Count each line in which the word "marks" appears. Reply with the total and nothing more.

** START Stored records **

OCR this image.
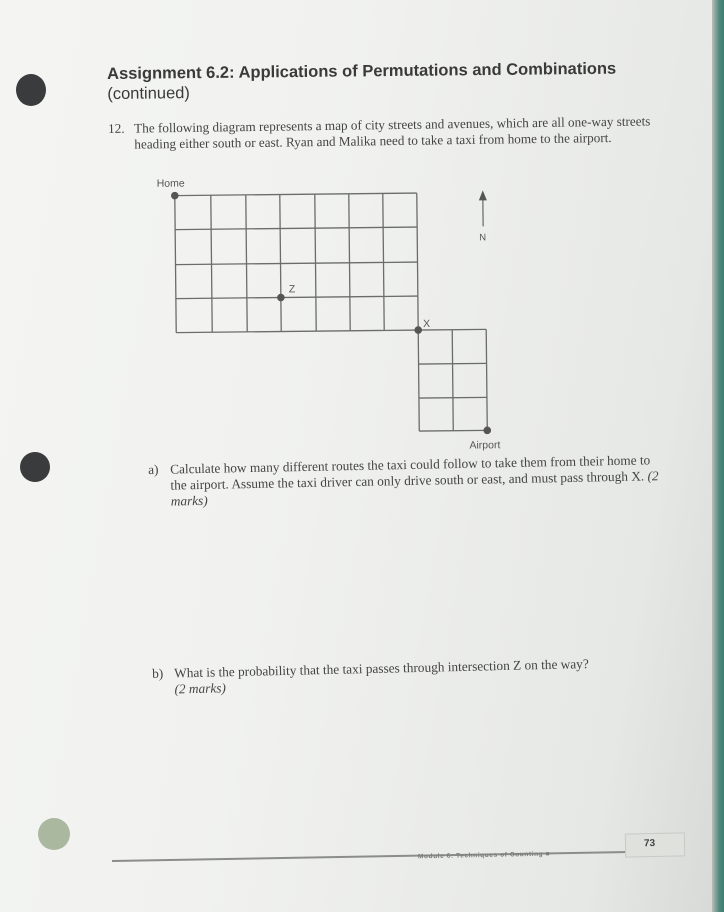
Assignment 6.2: Applications of Permutations and Combinations
(continued)
12. The following diagram represents a map of city streets and avenues, which are all one-way streets heading either south or east. Ryan and Malika need to take a taxi from home to the airport.
Home
Z
X
Airport
N
a) Calculate how many different routes the taxi could follow to take them from their home to the airport. Assume the taxi driver can only drive south or east, and must pass through X. (2 marks)
b) What is the probability that the taxi passes through intersection Z on the way?
(2 marks)
Module 6: Techniques of Counting ■
73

** END Stored records **

**Result of this exercise**
2